### WHAT THE TASK ASKS:
List every line below containing "Dati".

Figure record extracts:

((

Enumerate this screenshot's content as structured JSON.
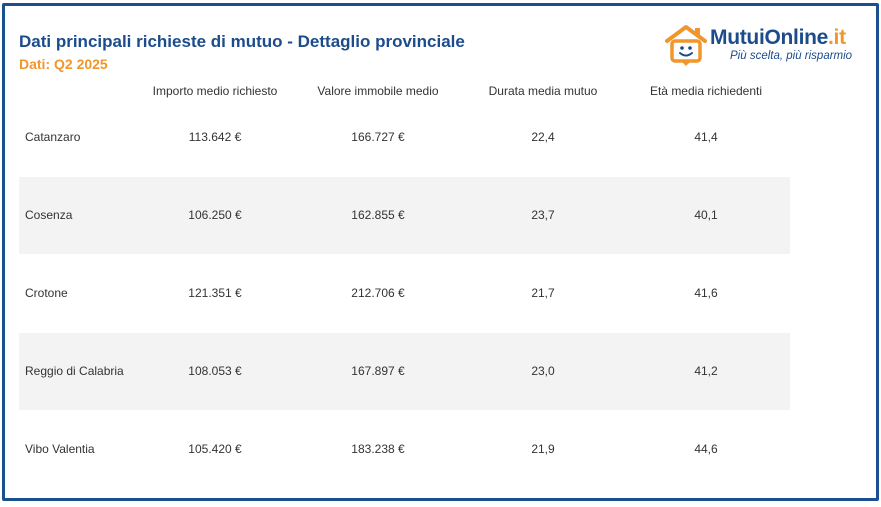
{
  "header": {
    "title": "Dati principali richieste di mutuo - Dettaglio provinciale",
    "subtitle": "Dati: Q2 2025"
  },
  "logo": {
    "brand_main": "MutuiOnline",
    "brand_suffix": ".it",
    "tagline": "Più scelta, più risparmio",
    "colors": {
      "blue": "#1c4c8c",
      "orange": "#f0962a"
    }
  },
  "chart_data": {
    "type": "table",
    "title": "Dati principali richieste di mutuo - Dettaglio provinciale",
    "subtitle": "Dati: Q2 2025",
    "columns": [
      "Importo medio richiesto",
      "Valore immobile medio",
      "Durata media mutuo",
      "Età media richiedenti"
    ],
    "rows": [
      {
        "label": "Catanzaro",
        "values": [
          "113.642 €",
          "166.727 €",
          "22,4",
          "41,4"
        ]
      },
      {
        "label": "Cosenza",
        "values": [
          "106.250 €",
          "162.855 €",
          "23,7",
          "40,1"
        ]
      },
      {
        "label": "Crotone",
        "values": [
          "121.351 €",
          "212.706 €",
          "21,7",
          "41,6"
        ]
      },
      {
        "label": "Reggio di Calabria",
        "values": [
          "108.053 €",
          "167.897 €",
          "23,0",
          "41,2"
        ]
      },
      {
        "label": "Vibo Valentia",
        "values": [
          "105.420 €",
          "183.238 €",
          "21,9",
          "44,6"
        ]
      }
    ]
  }
}
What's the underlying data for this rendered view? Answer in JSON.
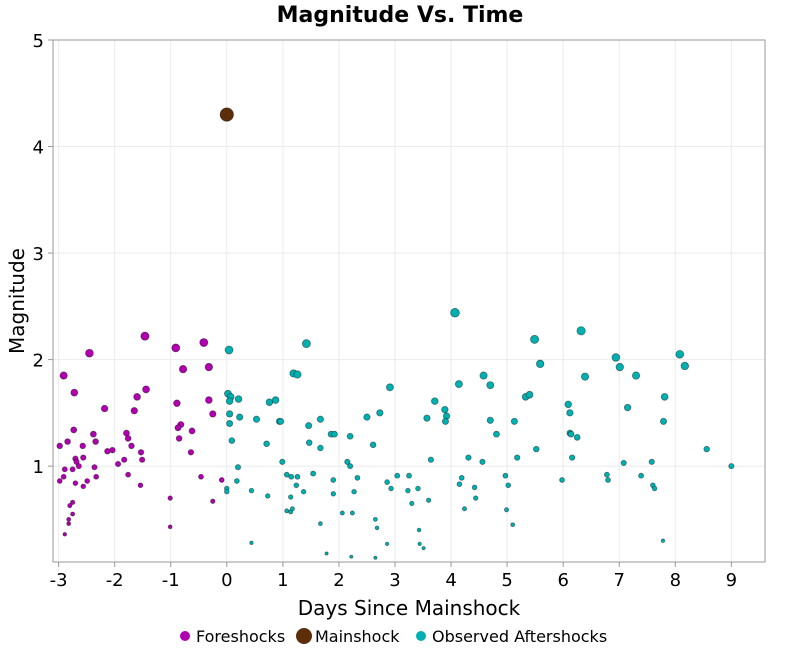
{
  "chart_data": {
    "type": "scatter",
    "title": "Magnitude Vs. Time",
    "xlabel": "Days Since Mainshock",
    "ylabel": "Magnitude",
    "xlim": [
      -3.1,
      9.6
    ],
    "ylim": [
      0.1,
      5
    ],
    "xticks": [
      -3,
      -2,
      -1,
      0,
      1,
      2,
      3,
      4,
      5,
      6,
      7,
      8,
      9
    ],
    "yticks": [
      1,
      2,
      3,
      4,
      5
    ],
    "grid": true,
    "legend_placement": "bottom",
    "marker_size_encodes": "magnitude",
    "series": [
      {
        "name": "Foreshocks",
        "color": "#b000b0",
        "points": [
          [
            -2.91,
            1.85
          ],
          [
            -2.72,
            1.69
          ],
          [
            -2.45,
            2.06
          ],
          [
            -2.18,
            1.54
          ],
          [
            -1.46,
            2.22
          ],
          [
            -1.44,
            1.72
          ],
          [
            -1.6,
            1.65
          ],
          [
            -1.65,
            1.52
          ],
          [
            -1.79,
            1.31
          ],
          [
            -1.76,
            1.26
          ],
          [
            -1.7,
            1.19
          ],
          [
            -1.83,
            1.06
          ],
          [
            -1.94,
            1.02
          ],
          [
            -2.04,
            1.15
          ],
          [
            -2.13,
            1.14
          ],
          [
            -1.76,
            0.92
          ],
          [
            -1.54,
            0.82
          ],
          [
            -1.53,
            1.13
          ],
          [
            -1.51,
            1.06
          ],
          [
            -2.38,
            1.3
          ],
          [
            -2.34,
            1.23
          ],
          [
            -2.36,
            0.99
          ],
          [
            -2.33,
            0.9
          ],
          [
            -2.49,
            0.86
          ],
          [
            -2.56,
            0.81
          ],
          [
            -2.56,
            1.08
          ],
          [
            -2.57,
            1.19
          ],
          [
            -2.73,
            1.34
          ],
          [
            -2.7,
            1.07
          ],
          [
            -2.68,
            1.04
          ],
          [
            -2.64,
            1.0
          ],
          [
            -2.75,
            0.97
          ],
          [
            -2.7,
            0.84
          ],
          [
            -2.84,
            1.23
          ],
          [
            -2.98,
            1.19
          ],
          [
            -2.89,
            0.97
          ],
          [
            -2.91,
            0.9
          ],
          [
            -2.98,
            0.86
          ],
          [
            -2.75,
            0.66
          ],
          [
            -2.8,
            0.63
          ],
          [
            -2.75,
            0.55
          ],
          [
            -2.82,
            0.5
          ],
          [
            -2.82,
            0.46
          ],
          [
            -2.89,
            0.36
          ],
          [
            -0.91,
            2.11
          ],
          [
            -0.41,
            2.16
          ],
          [
            -0.78,
            1.91
          ],
          [
            -0.32,
            1.93
          ],
          [
            -0.89,
            1.59
          ],
          [
            -0.32,
            1.62
          ],
          [
            -0.82,
            1.39
          ],
          [
            -0.62,
            1.33
          ],
          [
            -0.87,
            1.36
          ],
          [
            -0.85,
            1.26
          ],
          [
            -0.64,
            1.13
          ],
          [
            -0.25,
            1.49
          ],
          [
            -0.46,
            0.9
          ],
          [
            -0.25,
            0.67
          ],
          [
            -0.09,
            0.87
          ],
          [
            -1.01,
            0.7
          ],
          [
            -1.01,
            0.43
          ]
        ]
      },
      {
        "name": "Mainshock",
        "color": "#5c2e0a",
        "points": [
          [
            0.0,
            4.3
          ]
        ]
      },
      {
        "name": "Observed Aftershocks",
        "color": "#00b0b0",
        "points": [
          [
            0.04,
            2.09
          ],
          [
            0.02,
            1.68
          ],
          [
            0.07,
            1.65
          ],
          [
            0.21,
            1.63
          ],
          [
            0.05,
            1.61
          ],
          [
            0.05,
            1.49
          ],
          [
            0.23,
            1.46
          ],
          [
            0.05,
            1.4
          ],
          [
            0.09,
            1.24
          ],
          [
            0.18,
            0.86
          ],
          [
            0.2,
            0.99
          ],
          [
            0.0,
            0.79
          ],
          [
            0.0,
            0.76
          ],
          [
            0.44,
            0.77
          ],
          [
            0.44,
            0.28
          ],
          [
            0.53,
            1.44
          ],
          [
            0.76,
            1.6
          ],
          [
            0.87,
            1.62
          ],
          [
            0.71,
            1.21
          ],
          [
            0.73,
            0.72
          ],
          [
            0.94,
            1.42
          ],
          [
            0.96,
            1.42
          ],
          [
            0.99,
            1.04
          ],
          [
            1.07,
            0.92
          ],
          [
            1.15,
            0.9
          ],
          [
            1.19,
            1.87
          ],
          [
            1.26,
            1.86
          ],
          [
            1.26,
            0.9
          ],
          [
            1.24,
            0.82
          ],
          [
            1.14,
            0.71
          ],
          [
            1.07,
            0.58
          ],
          [
            1.14,
            0.57
          ],
          [
            1.17,
            0.6
          ],
          [
            1.37,
            0.76
          ],
          [
            1.42,
            2.15
          ],
          [
            1.46,
            1.38
          ],
          [
            1.47,
            1.22
          ],
          [
            1.54,
            0.93
          ],
          [
            1.67,
            1.44
          ],
          [
            1.67,
            1.17
          ],
          [
            1.67,
            0.46
          ],
          [
            1.86,
            1.3
          ],
          [
            1.92,
            1.3
          ],
          [
            1.9,
            0.87
          ],
          [
            1.9,
            0.74
          ],
          [
            1.78,
            0.18
          ],
          [
            2.06,
            0.56
          ],
          [
            2.15,
            1.04
          ],
          [
            2.2,
            1.28
          ],
          [
            2.2,
            1.0
          ],
          [
            2.24,
            0.56
          ],
          [
            2.27,
            0.76
          ],
          [
            2.33,
            0.89
          ],
          [
            2.22,
            0.15
          ],
          [
            2.5,
            1.46
          ],
          [
            2.61,
            1.2
          ],
          [
            2.65,
            0.5
          ],
          [
            2.68,
            0.42
          ],
          [
            2.65,
            0.14
          ],
          [
            2.73,
            1.5
          ],
          [
            2.86,
            0.85
          ],
          [
            2.86,
            0.27
          ],
          [
            2.91,
            1.74
          ],
          [
            2.93,
            0.79
          ],
          [
            3.04,
            0.91
          ],
          [
            3.23,
            0.77
          ],
          [
            3.25,
            0.91
          ],
          [
            3.3,
            0.65
          ],
          [
            3.41,
            0.79
          ],
          [
            3.43,
            0.4
          ],
          [
            3.44,
            0.27
          ],
          [
            3.51,
            0.23
          ],
          [
            3.57,
            1.45
          ],
          [
            3.6,
            0.68
          ],
          [
            3.64,
            1.06
          ],
          [
            3.71,
            1.61
          ],
          [
            3.89,
            1.53
          ],
          [
            3.92,
            1.47
          ],
          [
            3.9,
            1.42
          ],
          [
            4.07,
            2.44
          ],
          [
            4.14,
            1.77
          ],
          [
            4.15,
            0.83
          ],
          [
            4.19,
            0.89
          ],
          [
            4.24,
            0.6
          ],
          [
            4.31,
            1.08
          ],
          [
            4.42,
            0.8
          ],
          [
            4.44,
            0.7
          ],
          [
            4.56,
            1.04
          ],
          [
            4.58,
            1.85
          ],
          [
            4.7,
            1.76
          ],
          [
            4.7,
            1.43
          ],
          [
            4.81,
            1.3
          ],
          [
            4.97,
            0.91
          ],
          [
            4.99,
            0.59
          ],
          [
            5.02,
            0.82
          ],
          [
            5.1,
            0.45
          ],
          [
            5.13,
            1.42
          ],
          [
            5.18,
            1.08
          ],
          [
            5.33,
            1.65
          ],
          [
            5.4,
            1.67
          ],
          [
            5.49,
            2.19
          ],
          [
            5.52,
            1.16
          ],
          [
            5.59,
            1.96
          ],
          [
            5.98,
            0.87
          ],
          [
            6.09,
            1.58
          ],
          [
            6.12,
            1.5
          ],
          [
            6.12,
            1.31
          ],
          [
            6.14,
            1.3
          ],
          [
            6.16,
            1.08
          ],
          [
            6.25,
            1.27
          ],
          [
            6.32,
            2.27
          ],
          [
            6.39,
            1.84
          ],
          [
            6.78,
            0.92
          ],
          [
            6.8,
            0.87
          ],
          [
            6.94,
            2.02
          ],
          [
            7.01,
            1.93
          ],
          [
            7.08,
            1.03
          ],
          [
            7.15,
            1.55
          ],
          [
            7.3,
            1.85
          ],
          [
            7.39,
            0.91
          ],
          [
            7.58,
            1.04
          ],
          [
            7.6,
            0.82
          ],
          [
            7.63,
            0.79
          ],
          [
            7.78,
            0.3
          ],
          [
            7.81,
            1.65
          ],
          [
            7.79,
            1.42
          ],
          [
            8.08,
            2.05
          ],
          [
            8.17,
            1.94
          ],
          [
            8.56,
            1.16
          ],
          [
            9.0,
            1.0
          ]
        ]
      }
    ]
  }
}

))

### RESPONSE TO THIS TASK:
    "title": "Dati principali richieste di mutuo - Dettaglio provinciale",
    "subtitle": "Dati: Q2 2025"
    "title": "Dati principali richieste di mutuo - Dettaglio provinciale",
    "subtitle": "Dati: Q2 2025",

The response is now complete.